## begin Records supplied
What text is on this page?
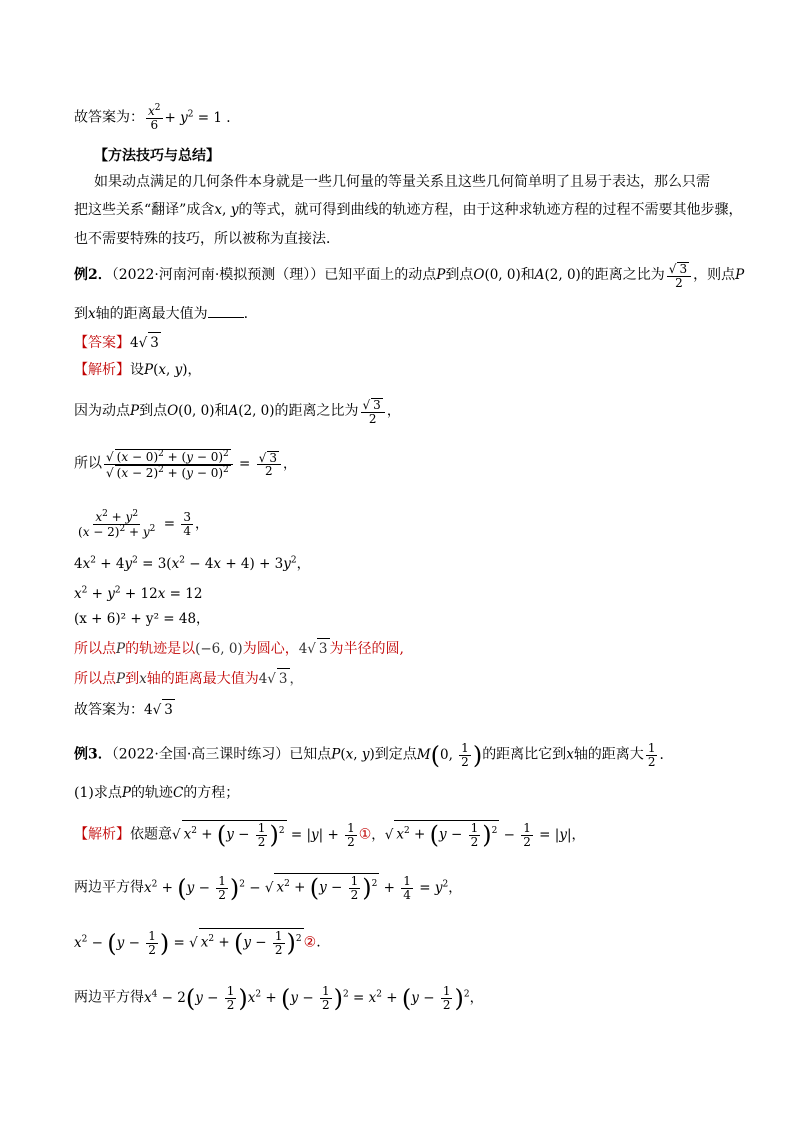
故答案为： $\frac{x^2}{6} + y^2 = 1$ .
【方法技巧与总结】
如果动点满足的几何条件本身就是一些几何量的等量关系且这些几何简单明了且易于表达，那么只需
把这些关系“翻译”成含x, y的等式，就可得到曲线的轨迹方程，由于这种求轨迹方程的过程不需要其他步骤，
也不需要特殊的技巧，所以被称为直接法．
例2．（2022·河南河南·模拟预测（理））已知平面上的动点P到点O(0, 0)和A(2, 0)的距离之比为 $\frac{√ 3}{2}$ ，则点P
到x轴的距离最大值为	.
【答案】4√ 3
【解析】设P(x, y)，
因为动点P到点O(0, 0)和A(2, 0)的距离之比为 $\frac{√ 3}{2}$ ，
所以 $\frac{√ (x - 0)^2 + (y - 0)^2}{√ (x - 2)^2 + (y - 0)^2} = \frac{√ 3}{2}$ ，
$\frac{x^2 + y^2}{(x - 2)^2 + y^2} = \frac{3}{4}$ ，
$4x^2 + 4y^2 = 3(x^2 - 4x + 4) + 3y^2$，
$x^2 + y^2 + 12x = 12$
(x + 6)² + y² = 48，
所以点P的轨迹是以(−6, 0)为圆心，4√ 3 为半径的圆,
所以点P到x轴的距离最大值为4√ 3 ，
故答案为：4√ 3
例3．（2022·全国·高三课时练习）已知点P(x, y)到定点M(0, $\frac{1}{2}$ )的距离比它到x轴的距离大 $\frac{1}{2}$ .
(1)求点P的轨迹C的方程；
【解析】依题意√ $x^2 + (y - \frac{1}{2} )^2 = |y| + \frac{1}{2}$ ①，√ $x^2 + (y - \frac{1}{2} )^2 - \frac{1}{2} = |y|$，
两边平方得$x^2 + (y - \frac{1}{2} )^2$ − √ $x^2 + (y - \frac{1}{2} )^2 + \frac{1}{4} = y^2$，
$x^2 - (y - \frac{1}{2}$ ) = √ $x^2 + (y - \frac{1}{2} )^2$ ②.
两边平方得$x^4 - 2(y - \frac{1}{2} )x^2 + (y - \frac{1}{2} )^2 = x^2 + (y - \frac{1}{2} )^2$，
## end Records supplied
• **Request**
Give back each entry exactly as it appears, with no pictures.

• **Response to this task**
What text is on this page?
故答案为： $\frac{x^2}{6} + y^2 = 1$ .
【方法技巧与总结】
如果动点满足的几何条件本身就是一些几何量的等量关系且这些几何简单明了且易于表达，那么只需
把这些关系“翻译”成含x, y的等式，就可得到曲线的轨迹方程，由于这种求轨迹方程的过程不需要其他步骤，
也不需要特殊的技巧，所以被称为直接法．
例2．（2022·河南河南·模拟预测（理））已知平面上的动点P到点O(0, 0)和A(2, 0)的距离之比为 $\frac{√ 3}{2}$ ，则点P
到x轴的距离最大值为	.
【答案】4√ 3
【解析】设P(x, y)，
因为动点P到点O(0, 0)和A(2, 0)的距离之比为 $\frac{√ 3}{2}$ ，
所以 $\frac{√ (x - 0)^2 + (y - 0)^2}{√ (x - 2)^2 + (y - 0)^2} = \frac{√ 3}{2}$ ，
$\frac{x^2 + y^2}{(x - 2)^2 + y^2} = \frac{3}{4}$ ，
$4x^2 + 4y^2 = 3(x^2 - 4x + 4) + 3y^2$，
$x^2 + y^2 + 12x = 12$
(x + 6)² + y² = 48，
所以点P的轨迹是以(−6, 0)为圆心，4√ 3 为半径的圆,
所以点P到x轴的距离最大值为4√ 3 ，
故答案为：4√ 3
例3．（2022·全国·高三课时练习）已知点P(x, y)到定点M(0, $\frac{1}{2}$ )的距离比它到x轴的距离大 $\frac{1}{2}$ .
(1)求点P的轨迹C的方程；
【解析】依题意√ $x^2 + (y - \frac{1}{2} )^2 = |y| + \frac{1}{2}$ ①，√ $x^2 + (y - \frac{1}{2} )^2 - \frac{1}{2} = |y|$，
两边平方得$x^2 + (y - \frac{1}{2} )^2$ − √ $x^2 + (y - \frac{1}{2} )^2 + \frac{1}{4} = y^2$，
$x^2 - (y - \frac{1}{2}$ ) = √ $x^2 + (y - \frac{1}{2} )^2$ ②.
两边平方得$x^4 - 2(y - \frac{1}{2} )x^2 + (y - \frac{1}{2} )^2 = x^2 + (y - \frac{1}{2} )^2$，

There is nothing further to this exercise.